▸ **Exercise**
Copy each line of the records that contains the word "JSON".
-- START OF Data to process --
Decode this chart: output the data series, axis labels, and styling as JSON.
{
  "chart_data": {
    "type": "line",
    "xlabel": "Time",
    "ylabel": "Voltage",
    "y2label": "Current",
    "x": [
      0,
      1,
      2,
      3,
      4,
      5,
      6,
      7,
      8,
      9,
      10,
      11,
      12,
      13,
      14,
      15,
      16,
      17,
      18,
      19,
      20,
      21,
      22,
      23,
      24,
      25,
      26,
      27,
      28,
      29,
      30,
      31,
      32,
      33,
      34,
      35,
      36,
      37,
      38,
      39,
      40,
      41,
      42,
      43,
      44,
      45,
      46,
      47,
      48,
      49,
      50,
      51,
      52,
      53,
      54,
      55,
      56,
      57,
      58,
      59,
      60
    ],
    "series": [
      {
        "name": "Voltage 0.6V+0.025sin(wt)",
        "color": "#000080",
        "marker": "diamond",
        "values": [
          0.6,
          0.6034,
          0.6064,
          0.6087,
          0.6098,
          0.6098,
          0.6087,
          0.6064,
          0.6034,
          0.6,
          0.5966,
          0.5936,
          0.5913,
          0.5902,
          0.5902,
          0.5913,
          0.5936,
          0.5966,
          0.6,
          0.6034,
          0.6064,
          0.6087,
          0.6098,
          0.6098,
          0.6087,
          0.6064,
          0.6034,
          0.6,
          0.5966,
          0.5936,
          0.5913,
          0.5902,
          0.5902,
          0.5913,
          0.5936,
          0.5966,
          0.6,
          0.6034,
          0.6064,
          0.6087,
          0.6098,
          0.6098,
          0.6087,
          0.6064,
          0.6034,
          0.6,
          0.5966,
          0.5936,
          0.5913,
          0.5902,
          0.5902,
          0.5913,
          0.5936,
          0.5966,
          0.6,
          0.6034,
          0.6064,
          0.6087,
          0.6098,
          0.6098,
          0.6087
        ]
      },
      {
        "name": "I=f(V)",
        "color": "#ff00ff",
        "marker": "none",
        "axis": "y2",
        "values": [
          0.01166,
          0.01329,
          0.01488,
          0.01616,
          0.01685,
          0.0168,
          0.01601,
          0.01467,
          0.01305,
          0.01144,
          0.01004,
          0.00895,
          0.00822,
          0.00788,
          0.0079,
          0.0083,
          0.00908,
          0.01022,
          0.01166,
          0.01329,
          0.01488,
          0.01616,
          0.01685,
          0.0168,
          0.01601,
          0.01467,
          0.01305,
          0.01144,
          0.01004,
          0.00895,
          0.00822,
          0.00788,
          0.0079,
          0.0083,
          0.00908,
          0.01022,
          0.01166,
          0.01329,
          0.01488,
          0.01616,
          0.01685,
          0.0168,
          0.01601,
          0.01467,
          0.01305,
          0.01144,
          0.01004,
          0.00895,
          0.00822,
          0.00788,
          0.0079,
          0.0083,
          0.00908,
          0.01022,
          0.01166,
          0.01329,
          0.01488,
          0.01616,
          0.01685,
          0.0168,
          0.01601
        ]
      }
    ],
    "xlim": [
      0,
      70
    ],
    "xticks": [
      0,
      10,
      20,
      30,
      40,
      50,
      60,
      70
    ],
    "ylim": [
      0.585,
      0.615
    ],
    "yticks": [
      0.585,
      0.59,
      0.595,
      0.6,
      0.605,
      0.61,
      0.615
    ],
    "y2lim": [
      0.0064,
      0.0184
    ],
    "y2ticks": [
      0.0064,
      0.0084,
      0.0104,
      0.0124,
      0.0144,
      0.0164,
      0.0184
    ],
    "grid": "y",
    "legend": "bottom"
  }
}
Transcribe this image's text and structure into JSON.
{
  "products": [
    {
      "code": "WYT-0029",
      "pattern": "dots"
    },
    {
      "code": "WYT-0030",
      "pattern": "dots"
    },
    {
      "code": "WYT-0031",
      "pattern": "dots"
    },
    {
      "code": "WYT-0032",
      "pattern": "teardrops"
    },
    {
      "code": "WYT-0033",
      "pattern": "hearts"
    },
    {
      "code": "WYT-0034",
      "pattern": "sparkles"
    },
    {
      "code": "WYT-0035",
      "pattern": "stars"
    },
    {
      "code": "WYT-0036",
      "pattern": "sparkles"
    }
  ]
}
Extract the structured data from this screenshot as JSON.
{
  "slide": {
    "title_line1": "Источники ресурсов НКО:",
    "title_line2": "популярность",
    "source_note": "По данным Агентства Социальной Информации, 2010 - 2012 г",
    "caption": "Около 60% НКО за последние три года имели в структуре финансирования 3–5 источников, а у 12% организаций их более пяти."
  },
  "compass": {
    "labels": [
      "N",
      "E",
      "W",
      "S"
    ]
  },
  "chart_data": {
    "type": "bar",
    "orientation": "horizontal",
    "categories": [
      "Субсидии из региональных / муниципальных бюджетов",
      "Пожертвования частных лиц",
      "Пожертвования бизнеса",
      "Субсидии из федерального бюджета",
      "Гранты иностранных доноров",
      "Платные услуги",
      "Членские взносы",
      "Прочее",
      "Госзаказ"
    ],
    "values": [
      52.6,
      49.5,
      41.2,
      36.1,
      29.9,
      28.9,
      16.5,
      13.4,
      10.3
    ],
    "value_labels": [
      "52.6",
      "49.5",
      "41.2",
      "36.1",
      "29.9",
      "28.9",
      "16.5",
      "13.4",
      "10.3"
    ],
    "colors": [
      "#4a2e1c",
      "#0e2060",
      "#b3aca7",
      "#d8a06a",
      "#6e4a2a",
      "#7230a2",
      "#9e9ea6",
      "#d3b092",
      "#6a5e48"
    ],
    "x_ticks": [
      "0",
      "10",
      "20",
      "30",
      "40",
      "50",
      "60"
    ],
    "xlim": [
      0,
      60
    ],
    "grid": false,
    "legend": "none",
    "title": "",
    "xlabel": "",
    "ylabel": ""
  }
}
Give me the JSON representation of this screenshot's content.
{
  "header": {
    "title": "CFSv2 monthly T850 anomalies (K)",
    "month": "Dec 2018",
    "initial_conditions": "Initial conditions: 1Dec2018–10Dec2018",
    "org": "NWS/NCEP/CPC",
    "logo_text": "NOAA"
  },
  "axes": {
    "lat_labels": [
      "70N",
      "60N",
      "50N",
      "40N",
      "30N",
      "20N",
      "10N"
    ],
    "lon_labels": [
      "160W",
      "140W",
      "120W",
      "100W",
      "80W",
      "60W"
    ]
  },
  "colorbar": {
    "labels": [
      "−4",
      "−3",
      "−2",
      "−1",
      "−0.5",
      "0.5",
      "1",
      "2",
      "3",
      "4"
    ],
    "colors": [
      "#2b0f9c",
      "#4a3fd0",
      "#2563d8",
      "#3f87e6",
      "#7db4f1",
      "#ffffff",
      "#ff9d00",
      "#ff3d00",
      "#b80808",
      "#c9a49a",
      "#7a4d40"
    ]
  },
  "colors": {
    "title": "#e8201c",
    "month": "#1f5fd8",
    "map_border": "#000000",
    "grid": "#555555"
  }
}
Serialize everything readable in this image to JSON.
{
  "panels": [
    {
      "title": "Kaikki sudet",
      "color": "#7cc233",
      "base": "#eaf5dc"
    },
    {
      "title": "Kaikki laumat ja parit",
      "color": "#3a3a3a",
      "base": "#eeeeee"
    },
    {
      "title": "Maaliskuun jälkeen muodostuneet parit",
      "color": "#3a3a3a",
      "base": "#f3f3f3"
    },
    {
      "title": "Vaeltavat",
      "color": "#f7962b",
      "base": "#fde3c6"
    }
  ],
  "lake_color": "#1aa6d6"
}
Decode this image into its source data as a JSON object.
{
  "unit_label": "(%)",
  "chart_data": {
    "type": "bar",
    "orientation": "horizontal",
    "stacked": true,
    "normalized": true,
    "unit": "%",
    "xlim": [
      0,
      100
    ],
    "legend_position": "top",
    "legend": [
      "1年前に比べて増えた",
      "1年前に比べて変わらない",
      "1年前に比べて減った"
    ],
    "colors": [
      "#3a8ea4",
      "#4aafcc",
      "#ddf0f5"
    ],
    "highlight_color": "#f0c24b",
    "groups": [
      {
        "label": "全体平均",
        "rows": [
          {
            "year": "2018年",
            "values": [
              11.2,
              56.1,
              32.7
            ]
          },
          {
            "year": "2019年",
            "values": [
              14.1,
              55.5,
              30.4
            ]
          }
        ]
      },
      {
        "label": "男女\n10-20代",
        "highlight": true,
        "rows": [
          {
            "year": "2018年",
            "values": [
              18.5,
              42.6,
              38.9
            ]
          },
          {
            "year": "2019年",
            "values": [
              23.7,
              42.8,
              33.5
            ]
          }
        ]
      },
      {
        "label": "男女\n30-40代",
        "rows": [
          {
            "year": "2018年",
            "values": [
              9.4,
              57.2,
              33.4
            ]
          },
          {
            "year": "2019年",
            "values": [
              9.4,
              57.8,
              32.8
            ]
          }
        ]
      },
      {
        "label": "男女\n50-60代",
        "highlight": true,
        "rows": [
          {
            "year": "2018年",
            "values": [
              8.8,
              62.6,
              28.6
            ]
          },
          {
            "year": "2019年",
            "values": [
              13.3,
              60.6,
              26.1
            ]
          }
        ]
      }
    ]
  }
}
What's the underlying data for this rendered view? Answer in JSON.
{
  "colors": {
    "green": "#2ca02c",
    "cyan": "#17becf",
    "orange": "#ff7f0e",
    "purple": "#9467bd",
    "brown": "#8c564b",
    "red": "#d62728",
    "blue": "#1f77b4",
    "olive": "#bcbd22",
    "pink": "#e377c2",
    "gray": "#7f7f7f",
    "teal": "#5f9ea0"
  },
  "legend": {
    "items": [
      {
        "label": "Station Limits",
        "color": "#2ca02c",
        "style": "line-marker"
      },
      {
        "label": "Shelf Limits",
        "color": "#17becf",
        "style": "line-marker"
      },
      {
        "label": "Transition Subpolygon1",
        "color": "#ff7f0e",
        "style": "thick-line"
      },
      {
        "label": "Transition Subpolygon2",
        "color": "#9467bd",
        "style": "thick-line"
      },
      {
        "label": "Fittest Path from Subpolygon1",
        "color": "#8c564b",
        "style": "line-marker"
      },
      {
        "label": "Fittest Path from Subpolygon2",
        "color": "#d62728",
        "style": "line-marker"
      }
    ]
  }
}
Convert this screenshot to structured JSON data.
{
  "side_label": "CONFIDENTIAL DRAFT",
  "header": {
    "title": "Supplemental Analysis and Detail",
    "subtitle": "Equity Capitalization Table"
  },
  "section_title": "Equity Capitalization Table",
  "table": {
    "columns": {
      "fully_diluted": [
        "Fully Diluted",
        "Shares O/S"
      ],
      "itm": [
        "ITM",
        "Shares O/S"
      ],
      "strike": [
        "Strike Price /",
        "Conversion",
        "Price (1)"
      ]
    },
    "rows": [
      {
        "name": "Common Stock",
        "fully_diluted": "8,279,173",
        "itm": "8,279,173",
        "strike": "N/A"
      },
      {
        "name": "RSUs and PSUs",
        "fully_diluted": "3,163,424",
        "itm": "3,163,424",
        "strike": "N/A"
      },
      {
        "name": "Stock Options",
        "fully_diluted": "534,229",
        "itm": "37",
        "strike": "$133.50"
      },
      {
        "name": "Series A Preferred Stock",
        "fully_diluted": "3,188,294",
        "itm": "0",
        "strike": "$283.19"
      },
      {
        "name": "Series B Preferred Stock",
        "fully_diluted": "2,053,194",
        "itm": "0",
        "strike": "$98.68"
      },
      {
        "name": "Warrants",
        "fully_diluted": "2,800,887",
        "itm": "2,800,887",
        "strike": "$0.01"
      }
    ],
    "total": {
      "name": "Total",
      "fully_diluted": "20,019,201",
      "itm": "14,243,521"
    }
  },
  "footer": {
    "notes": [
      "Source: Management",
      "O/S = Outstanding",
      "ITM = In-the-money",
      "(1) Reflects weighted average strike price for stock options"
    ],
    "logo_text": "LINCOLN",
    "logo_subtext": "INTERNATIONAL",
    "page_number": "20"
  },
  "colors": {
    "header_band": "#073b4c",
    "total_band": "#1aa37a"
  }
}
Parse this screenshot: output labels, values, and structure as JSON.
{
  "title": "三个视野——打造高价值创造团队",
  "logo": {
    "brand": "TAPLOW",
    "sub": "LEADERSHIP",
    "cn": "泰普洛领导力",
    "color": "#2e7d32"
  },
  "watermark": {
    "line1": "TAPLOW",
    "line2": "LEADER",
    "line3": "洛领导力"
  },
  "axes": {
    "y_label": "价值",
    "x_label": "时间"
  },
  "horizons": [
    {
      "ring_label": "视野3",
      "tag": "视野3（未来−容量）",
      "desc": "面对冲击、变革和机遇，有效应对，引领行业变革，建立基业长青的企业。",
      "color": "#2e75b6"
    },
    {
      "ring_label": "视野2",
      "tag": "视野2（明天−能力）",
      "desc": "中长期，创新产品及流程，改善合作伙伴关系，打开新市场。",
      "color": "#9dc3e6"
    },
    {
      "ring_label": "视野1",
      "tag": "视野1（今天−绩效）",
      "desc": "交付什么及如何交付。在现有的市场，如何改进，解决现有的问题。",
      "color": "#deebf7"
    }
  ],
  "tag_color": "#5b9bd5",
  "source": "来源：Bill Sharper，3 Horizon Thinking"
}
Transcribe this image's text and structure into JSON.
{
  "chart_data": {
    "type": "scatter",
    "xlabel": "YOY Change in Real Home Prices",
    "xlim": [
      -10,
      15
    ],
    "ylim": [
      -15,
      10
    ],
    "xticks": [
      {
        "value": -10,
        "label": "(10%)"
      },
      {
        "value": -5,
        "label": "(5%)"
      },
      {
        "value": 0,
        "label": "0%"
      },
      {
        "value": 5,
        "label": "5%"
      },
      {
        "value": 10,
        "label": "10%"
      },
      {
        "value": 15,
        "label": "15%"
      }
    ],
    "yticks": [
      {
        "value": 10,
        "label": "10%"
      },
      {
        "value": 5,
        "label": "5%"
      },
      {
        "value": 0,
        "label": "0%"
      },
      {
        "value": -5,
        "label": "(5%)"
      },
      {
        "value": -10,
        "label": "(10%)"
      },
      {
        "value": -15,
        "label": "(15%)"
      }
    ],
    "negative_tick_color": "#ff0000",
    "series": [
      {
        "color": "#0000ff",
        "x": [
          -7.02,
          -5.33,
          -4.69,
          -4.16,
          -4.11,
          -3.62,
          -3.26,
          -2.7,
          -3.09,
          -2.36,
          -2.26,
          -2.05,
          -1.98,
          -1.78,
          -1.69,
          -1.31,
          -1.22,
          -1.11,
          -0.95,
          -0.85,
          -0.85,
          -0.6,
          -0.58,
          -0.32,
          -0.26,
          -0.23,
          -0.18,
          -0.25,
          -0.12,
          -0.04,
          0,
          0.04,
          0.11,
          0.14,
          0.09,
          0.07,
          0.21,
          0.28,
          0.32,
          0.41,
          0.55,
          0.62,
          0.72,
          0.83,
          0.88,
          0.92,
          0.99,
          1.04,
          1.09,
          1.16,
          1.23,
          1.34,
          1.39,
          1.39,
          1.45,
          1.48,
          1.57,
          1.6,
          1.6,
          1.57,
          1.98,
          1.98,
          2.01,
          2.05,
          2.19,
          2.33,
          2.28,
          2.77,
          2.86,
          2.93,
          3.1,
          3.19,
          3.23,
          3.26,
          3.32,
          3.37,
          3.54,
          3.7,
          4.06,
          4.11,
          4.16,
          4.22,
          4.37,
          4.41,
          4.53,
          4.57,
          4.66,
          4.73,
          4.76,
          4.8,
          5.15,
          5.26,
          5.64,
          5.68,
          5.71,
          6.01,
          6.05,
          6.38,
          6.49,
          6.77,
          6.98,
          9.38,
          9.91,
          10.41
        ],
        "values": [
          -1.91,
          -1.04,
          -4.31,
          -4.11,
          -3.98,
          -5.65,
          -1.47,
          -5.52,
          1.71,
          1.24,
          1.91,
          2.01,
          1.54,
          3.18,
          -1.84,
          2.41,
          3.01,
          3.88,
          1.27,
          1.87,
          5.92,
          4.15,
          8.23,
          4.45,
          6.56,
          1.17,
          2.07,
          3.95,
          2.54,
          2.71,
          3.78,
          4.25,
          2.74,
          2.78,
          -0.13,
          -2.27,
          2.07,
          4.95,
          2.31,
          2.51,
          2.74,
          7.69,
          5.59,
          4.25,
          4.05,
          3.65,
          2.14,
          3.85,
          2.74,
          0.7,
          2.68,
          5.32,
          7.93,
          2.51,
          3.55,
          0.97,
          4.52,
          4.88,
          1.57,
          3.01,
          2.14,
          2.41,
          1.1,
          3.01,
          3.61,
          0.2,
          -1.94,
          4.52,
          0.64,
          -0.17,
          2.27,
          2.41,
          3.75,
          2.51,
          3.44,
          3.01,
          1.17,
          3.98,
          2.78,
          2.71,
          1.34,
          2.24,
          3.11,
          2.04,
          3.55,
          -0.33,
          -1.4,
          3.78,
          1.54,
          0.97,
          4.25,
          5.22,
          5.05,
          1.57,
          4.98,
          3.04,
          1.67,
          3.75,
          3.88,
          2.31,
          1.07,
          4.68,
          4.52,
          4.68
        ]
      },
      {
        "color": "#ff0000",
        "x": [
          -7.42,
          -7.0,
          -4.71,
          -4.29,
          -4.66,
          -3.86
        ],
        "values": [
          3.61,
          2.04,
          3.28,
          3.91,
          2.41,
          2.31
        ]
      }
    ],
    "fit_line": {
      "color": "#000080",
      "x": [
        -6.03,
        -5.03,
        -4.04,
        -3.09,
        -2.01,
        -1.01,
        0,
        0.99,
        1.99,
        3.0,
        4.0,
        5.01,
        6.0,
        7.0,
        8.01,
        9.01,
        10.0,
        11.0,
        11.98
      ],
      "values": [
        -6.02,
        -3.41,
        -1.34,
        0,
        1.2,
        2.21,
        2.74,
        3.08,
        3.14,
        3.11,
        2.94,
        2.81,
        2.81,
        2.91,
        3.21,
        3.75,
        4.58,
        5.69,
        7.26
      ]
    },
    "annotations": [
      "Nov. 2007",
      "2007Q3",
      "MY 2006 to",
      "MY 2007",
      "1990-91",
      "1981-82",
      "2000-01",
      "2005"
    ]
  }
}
-- END OF Data to process --
▸ **Output of the task**
Decode this chart: output the data series, axis labels, and styling as JSON.
Transcribe this image's text and structure into JSON.
Extract the structured data from this screenshot as JSON.
Give me the JSON representation of this screenshot's content.
Serialize everything readable in this image to JSON.
Decode this image into its source data as a JSON object.
What's the underlying data for this rendered view? Answer in JSON.
Convert this screenshot to structured JSON data.
Parse this screenshot: output labels, values, and structure as JSON.
Transcribe this image's text and structure into JSON.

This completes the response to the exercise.